Rewrite the lines below, replacing each occurrence of "marker-tail" with "marker-pointer" and leaving everything else unchanged.

= = = = = = =

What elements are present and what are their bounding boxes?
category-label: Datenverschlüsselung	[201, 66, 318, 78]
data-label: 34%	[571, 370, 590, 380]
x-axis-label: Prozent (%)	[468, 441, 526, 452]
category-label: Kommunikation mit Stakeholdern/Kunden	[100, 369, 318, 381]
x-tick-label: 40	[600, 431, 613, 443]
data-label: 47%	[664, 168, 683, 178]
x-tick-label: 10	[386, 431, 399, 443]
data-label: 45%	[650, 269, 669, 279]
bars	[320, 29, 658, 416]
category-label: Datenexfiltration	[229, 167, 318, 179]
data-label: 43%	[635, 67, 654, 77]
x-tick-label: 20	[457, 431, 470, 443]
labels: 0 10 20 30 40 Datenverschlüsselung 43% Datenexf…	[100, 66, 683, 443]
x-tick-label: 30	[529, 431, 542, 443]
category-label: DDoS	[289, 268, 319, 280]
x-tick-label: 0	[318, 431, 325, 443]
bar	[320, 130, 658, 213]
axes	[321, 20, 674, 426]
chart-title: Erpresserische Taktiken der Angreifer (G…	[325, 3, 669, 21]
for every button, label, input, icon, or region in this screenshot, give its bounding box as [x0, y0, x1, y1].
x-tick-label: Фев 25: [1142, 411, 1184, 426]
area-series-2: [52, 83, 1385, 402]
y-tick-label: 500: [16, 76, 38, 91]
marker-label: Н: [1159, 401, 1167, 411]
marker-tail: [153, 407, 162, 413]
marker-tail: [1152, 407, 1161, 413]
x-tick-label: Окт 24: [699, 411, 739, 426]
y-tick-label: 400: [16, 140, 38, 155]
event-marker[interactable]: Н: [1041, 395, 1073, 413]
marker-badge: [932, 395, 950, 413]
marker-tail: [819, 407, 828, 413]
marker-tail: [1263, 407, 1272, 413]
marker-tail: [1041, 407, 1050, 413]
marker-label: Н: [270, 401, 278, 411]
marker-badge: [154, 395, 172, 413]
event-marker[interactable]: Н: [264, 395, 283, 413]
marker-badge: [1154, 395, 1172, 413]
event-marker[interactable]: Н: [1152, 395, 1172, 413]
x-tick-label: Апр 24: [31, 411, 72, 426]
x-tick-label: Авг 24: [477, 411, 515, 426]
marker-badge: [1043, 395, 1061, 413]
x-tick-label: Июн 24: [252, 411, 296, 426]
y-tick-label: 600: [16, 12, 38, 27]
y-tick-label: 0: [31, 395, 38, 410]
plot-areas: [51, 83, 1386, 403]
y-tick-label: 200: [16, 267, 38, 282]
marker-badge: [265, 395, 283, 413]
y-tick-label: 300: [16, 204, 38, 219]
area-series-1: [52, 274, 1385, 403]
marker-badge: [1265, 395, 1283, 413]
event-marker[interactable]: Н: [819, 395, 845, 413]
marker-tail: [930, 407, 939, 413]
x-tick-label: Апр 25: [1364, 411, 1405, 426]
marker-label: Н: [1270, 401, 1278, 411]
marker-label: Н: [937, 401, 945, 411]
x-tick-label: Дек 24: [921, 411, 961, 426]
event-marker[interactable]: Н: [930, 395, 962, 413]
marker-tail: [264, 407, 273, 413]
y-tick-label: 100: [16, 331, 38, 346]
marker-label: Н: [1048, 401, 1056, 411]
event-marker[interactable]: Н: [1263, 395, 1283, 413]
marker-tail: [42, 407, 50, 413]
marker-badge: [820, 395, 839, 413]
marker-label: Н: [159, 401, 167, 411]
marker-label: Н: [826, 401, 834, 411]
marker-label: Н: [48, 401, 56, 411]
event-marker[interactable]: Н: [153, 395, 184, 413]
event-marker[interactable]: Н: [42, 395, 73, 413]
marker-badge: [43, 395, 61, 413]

= = = = = = =

* _RIGHT ANSWER_
What elements are present and what are their bounding boxes?
category-label: Datenverschlüsselung	[201, 66, 318, 78]
data-label: 34%	[571, 370, 590, 380]
x-axis-label: Prozent (%)	[468, 441, 526, 452]
category-label: Kommunikation mit Stakeholdern/Kunden	[100, 369, 318, 381]
x-tick-label: 40	[600, 431, 613, 443]
data-label: 47%	[664, 168, 683, 178]
x-tick-label: 10	[386, 431, 399, 443]
data-label: 45%	[650, 269, 669, 279]
bars	[320, 29, 658, 416]
category-label: Datenexfiltration	[229, 167, 318, 179]
data-label: 43%	[635, 67, 654, 77]
x-tick-label: 20	[457, 431, 470, 443]
labels: 0 10 20 30 40 Datenverschlüsselung 43% Datenexf…	[100, 66, 683, 443]
x-tick-label: 30	[529, 431, 542, 443]
category-label: DDoS	[289, 268, 319, 280]
x-tick-label: 0	[318, 431, 325, 443]
bar	[320, 130, 658, 213]
axes	[321, 20, 674, 426]
chart-title: Erpresserische Taktiken der Angreifer (G…	[325, 3, 669, 21]
for every button, label, input, icon, or region in this screenshot, give its bounding box as [x0, y0, x1, y1].
x-tick-label: Фев 25: [1142, 411, 1184, 426]
area-series-2: [52, 83, 1385, 402]
y-tick-label: 500: [16, 76, 38, 91]
marker-label: Н: [1159, 401, 1167, 411]
marker-pointer: [153, 407, 162, 413]
marker-pointer: [1152, 407, 1161, 413]
x-tick-label: Окт 24: [699, 411, 739, 426]
y-tick-label: 400: [16, 140, 38, 155]
event-marker[interactable]: Н: [1041, 395, 1073, 413]
marker-badge: [932, 395, 950, 413]
marker-pointer: [819, 407, 828, 413]
marker-pointer: [1263, 407, 1272, 413]
marker-pointer: [1041, 407, 1050, 413]
marker-label: Н: [270, 401, 278, 411]
marker-badge: [154, 395, 172, 413]
event-marker[interactable]: Н: [264, 395, 283, 413]
marker-badge: [1154, 395, 1172, 413]
event-marker[interactable]: Н: [1152, 395, 1172, 413]
x-tick-label: Апр 24: [31, 411, 72, 426]
x-tick-label: Авг 24: [477, 411, 515, 426]
marker-badge: [1043, 395, 1061, 413]
x-tick-label: Июн 24: [252, 411, 296, 426]
y-tick-label: 600: [16, 12, 38, 27]
y-tick-label: 0: [31, 395, 38, 410]
plot-areas: [51, 83, 1386, 403]
y-tick-label: 200: [16, 267, 38, 282]
marker-badge: [265, 395, 283, 413]
y-tick-label: 300: [16, 204, 38, 219]
area-series-1: [52, 274, 1385, 403]
marker-badge: [1265, 395, 1283, 413]
event-marker[interactable]: Н: [819, 395, 845, 413]
marker-pointer: [930, 407, 939, 413]
x-tick-label: Апр 25: [1364, 411, 1405, 426]
marker-label: Н: [1270, 401, 1278, 411]
marker-label: Н: [937, 401, 945, 411]
x-tick-label: Дек 24: [921, 411, 961, 426]
event-marker[interactable]: Н: [930, 395, 962, 413]
marker-pointer: [264, 407, 273, 413]
y-tick-label: 100: [16, 331, 38, 346]
marker-label: Н: [1048, 401, 1056, 411]
event-marker[interactable]: Н: [1263, 395, 1283, 413]
marker-pointer: [42, 407, 50, 413]
marker-badge: [820, 395, 839, 413]
marker-label: Н: [159, 401, 167, 411]
marker-label: Н: [826, 401, 834, 411]
marker-label: Н: [48, 401, 56, 411]
event-marker[interactable]: Н: [153, 395, 184, 413]
event-marker[interactable]: Н: [42, 395, 73, 413]
marker-badge: [43, 395, 61, 413]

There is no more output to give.